• Task details
Filter the entries, keeping every line with the word "should".

• Material supplied
══════════════════════════════
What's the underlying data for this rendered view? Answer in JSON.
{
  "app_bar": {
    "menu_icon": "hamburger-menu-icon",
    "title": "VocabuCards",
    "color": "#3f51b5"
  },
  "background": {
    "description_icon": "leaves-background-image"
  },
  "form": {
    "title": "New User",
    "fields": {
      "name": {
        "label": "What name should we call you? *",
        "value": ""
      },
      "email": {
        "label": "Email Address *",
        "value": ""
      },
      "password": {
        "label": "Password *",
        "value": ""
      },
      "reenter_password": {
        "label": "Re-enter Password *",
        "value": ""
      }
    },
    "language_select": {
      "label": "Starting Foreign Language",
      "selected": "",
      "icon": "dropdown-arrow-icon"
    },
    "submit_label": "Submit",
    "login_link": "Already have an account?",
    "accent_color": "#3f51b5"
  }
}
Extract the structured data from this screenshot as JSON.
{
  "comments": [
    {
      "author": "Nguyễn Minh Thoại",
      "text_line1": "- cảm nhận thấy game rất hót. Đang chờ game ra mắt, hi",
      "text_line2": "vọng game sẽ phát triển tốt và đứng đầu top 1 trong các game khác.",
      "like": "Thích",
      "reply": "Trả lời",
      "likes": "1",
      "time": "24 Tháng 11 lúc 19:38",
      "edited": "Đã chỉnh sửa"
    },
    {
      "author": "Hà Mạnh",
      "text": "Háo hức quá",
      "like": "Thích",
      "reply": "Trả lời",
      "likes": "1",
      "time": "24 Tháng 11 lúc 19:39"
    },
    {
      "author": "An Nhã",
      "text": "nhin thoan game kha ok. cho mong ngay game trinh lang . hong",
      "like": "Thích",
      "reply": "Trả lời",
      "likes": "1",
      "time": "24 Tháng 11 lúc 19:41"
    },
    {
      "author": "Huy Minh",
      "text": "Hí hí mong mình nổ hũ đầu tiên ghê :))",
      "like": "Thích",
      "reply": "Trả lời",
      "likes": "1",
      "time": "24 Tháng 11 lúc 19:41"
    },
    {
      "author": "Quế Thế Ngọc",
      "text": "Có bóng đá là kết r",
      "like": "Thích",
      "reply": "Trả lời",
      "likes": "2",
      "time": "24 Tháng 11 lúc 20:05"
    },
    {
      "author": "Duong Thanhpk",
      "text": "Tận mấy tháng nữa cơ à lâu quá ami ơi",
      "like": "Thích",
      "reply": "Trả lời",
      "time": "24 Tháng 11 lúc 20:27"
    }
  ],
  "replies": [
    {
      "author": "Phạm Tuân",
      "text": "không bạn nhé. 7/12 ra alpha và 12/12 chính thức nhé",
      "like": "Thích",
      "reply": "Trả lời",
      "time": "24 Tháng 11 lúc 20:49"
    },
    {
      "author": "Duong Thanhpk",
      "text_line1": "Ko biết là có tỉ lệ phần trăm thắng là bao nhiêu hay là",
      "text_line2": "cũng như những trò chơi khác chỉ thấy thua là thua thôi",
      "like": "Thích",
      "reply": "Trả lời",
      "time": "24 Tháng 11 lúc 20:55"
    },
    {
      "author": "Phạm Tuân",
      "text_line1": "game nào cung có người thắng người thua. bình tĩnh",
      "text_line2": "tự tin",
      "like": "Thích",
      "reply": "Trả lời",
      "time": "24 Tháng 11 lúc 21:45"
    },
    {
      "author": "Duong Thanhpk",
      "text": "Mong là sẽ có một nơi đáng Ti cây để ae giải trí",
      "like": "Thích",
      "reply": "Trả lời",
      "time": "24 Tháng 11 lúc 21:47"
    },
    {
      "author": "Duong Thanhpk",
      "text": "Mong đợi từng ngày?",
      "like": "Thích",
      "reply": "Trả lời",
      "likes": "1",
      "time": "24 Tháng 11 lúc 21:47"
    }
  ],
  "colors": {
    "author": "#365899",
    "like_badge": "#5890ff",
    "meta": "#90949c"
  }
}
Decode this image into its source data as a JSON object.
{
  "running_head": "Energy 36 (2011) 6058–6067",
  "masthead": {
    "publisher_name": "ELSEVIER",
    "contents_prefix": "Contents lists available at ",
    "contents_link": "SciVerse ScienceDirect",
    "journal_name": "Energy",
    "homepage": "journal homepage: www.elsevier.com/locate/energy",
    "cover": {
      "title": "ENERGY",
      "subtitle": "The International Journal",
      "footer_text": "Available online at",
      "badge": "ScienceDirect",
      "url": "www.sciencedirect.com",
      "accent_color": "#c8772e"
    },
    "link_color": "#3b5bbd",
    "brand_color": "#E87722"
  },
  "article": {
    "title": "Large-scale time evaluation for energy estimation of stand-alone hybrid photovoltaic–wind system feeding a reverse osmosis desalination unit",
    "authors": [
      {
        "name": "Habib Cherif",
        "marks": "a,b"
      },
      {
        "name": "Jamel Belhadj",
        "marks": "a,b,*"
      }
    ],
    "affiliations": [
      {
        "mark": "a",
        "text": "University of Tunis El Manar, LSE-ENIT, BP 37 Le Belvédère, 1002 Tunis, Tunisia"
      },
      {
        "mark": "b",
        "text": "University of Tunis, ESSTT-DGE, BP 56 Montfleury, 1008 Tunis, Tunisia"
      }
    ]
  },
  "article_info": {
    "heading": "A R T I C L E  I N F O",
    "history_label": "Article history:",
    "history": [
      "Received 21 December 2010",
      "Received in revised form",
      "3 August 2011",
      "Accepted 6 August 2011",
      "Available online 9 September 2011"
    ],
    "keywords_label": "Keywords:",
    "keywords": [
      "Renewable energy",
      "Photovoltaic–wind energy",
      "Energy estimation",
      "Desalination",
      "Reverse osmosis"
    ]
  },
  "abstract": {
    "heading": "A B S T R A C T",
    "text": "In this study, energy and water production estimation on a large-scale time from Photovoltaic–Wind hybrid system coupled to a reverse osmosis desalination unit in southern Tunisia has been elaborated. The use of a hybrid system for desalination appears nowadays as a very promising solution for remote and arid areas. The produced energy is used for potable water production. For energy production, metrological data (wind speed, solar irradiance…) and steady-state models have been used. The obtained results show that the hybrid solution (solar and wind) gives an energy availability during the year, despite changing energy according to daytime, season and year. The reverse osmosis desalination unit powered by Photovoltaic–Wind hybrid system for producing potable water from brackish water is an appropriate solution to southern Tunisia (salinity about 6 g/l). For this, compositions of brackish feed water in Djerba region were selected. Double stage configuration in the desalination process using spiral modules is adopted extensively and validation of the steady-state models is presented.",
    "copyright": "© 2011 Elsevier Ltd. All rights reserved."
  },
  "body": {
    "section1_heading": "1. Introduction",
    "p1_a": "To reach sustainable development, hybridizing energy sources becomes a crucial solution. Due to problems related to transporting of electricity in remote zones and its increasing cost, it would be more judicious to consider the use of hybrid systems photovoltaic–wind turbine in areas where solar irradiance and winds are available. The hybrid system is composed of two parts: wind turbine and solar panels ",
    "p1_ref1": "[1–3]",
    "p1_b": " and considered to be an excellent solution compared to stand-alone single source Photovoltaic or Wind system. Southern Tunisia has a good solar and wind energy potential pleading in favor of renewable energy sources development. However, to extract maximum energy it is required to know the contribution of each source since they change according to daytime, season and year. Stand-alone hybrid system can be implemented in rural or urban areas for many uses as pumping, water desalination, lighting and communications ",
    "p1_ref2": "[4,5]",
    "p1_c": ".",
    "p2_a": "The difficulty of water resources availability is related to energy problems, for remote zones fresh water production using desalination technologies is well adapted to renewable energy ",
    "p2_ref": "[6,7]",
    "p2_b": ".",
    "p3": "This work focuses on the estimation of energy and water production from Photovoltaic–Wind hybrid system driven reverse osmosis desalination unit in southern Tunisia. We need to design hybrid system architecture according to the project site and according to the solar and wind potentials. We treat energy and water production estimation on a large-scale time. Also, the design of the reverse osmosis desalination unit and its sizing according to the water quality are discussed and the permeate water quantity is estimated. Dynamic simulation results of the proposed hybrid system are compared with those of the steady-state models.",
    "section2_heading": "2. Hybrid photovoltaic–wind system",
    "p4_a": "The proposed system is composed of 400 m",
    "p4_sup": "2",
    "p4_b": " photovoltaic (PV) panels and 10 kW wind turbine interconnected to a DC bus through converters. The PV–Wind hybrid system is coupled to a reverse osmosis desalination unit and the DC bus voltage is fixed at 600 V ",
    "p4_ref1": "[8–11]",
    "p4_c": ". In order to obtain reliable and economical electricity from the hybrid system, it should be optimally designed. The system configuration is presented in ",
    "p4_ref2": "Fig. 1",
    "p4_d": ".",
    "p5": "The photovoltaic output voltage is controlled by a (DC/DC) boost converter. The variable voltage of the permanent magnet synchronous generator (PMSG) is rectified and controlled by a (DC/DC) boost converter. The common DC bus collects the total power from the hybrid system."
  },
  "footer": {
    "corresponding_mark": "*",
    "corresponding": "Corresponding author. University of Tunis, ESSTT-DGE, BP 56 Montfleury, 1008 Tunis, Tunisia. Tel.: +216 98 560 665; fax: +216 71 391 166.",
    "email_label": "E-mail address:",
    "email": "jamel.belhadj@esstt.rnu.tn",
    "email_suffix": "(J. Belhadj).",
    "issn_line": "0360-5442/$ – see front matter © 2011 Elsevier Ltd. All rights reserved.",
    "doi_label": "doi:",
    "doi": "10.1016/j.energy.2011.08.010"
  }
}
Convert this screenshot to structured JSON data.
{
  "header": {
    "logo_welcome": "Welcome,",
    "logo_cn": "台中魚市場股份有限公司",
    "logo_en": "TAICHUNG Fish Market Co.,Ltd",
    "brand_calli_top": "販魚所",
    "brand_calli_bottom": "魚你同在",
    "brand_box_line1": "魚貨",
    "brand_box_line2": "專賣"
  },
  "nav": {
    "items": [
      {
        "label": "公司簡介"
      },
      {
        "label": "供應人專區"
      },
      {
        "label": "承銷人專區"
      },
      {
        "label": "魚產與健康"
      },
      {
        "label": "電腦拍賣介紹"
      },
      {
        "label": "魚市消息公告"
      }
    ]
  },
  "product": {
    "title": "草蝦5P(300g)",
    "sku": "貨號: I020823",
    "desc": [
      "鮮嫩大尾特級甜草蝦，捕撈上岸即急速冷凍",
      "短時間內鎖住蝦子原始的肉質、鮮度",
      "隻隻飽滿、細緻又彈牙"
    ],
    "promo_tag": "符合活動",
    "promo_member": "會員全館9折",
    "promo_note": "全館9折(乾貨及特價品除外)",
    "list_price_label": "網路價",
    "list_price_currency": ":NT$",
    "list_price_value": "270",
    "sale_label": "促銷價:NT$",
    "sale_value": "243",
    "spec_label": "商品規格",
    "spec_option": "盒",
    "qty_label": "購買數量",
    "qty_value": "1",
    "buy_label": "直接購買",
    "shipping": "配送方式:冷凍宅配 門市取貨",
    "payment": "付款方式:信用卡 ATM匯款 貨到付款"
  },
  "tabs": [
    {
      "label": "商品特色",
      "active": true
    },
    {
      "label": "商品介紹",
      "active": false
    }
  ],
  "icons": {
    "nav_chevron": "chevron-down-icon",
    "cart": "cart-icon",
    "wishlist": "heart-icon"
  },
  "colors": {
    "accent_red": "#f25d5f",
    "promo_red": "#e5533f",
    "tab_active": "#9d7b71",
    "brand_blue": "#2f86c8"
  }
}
══════════════════════════════
• Complete output
        "label": "What name should we call you? *",
    "p4_c": ". In order to obtain reliable and economical electricity from the hybrid system, it should be optimally designed. The system configuration is presented in ",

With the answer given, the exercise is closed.